**Task details**.
Filter the records for lines holding the string "from".
——
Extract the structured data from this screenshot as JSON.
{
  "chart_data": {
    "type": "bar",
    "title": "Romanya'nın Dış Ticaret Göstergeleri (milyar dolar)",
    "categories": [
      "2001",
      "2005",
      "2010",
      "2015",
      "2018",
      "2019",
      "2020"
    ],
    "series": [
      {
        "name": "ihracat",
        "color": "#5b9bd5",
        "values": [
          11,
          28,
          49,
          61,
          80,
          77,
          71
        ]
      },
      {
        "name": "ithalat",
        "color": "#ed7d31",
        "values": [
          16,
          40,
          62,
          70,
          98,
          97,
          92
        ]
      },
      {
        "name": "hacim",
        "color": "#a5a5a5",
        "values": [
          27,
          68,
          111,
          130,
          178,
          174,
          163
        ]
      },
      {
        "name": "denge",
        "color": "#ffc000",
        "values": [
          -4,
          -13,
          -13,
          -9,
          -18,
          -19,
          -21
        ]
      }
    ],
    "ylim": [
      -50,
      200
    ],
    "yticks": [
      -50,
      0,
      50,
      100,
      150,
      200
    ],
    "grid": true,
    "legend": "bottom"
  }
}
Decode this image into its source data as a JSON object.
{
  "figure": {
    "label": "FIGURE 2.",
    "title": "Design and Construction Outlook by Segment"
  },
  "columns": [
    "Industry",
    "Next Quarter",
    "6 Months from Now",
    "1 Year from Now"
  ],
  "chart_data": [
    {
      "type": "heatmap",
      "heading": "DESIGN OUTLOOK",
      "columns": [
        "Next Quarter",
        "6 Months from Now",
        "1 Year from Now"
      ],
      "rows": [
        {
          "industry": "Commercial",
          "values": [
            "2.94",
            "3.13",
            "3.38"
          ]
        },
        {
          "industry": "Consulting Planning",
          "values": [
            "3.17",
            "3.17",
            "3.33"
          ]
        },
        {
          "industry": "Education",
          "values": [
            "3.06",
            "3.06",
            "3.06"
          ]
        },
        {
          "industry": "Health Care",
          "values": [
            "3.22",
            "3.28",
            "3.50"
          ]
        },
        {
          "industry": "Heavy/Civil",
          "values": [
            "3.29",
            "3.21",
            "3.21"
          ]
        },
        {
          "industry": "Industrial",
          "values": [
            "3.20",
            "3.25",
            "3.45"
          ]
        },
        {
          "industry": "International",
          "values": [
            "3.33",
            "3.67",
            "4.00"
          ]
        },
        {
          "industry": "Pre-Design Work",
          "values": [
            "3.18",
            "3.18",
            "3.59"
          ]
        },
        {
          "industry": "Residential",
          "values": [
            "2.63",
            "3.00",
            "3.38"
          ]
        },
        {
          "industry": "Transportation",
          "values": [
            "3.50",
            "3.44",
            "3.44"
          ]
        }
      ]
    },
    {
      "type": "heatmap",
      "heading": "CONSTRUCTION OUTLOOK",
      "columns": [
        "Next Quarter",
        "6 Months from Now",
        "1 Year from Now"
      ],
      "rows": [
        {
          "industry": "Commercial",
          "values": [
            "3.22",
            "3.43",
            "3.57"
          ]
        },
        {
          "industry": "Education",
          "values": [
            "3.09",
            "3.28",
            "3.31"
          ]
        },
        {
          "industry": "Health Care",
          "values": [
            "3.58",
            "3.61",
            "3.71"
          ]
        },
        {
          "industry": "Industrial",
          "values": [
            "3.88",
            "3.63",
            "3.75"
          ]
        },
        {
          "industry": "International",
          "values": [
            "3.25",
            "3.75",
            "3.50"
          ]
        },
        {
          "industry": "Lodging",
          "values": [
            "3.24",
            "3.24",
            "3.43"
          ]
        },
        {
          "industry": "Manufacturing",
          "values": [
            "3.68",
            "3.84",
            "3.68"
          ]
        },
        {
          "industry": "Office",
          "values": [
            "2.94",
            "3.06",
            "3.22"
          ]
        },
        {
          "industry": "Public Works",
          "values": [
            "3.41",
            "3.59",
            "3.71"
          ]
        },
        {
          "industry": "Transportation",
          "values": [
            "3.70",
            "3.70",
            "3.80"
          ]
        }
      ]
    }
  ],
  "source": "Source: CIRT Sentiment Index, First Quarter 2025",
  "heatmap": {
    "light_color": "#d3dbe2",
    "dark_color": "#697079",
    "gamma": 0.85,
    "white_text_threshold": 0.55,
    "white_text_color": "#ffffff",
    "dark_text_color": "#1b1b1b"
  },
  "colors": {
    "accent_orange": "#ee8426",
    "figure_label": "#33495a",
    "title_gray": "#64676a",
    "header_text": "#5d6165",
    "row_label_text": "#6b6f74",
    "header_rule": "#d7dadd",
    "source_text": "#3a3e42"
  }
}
——
**Final result**.
Extract the structured data from this screenshot as JSON.
    "6 Months from Now",
    "1 Year from Now"
        "6 Months from Now",
        "1 Year from Now"
        "6 Months from Now",
        "1 Year from Now"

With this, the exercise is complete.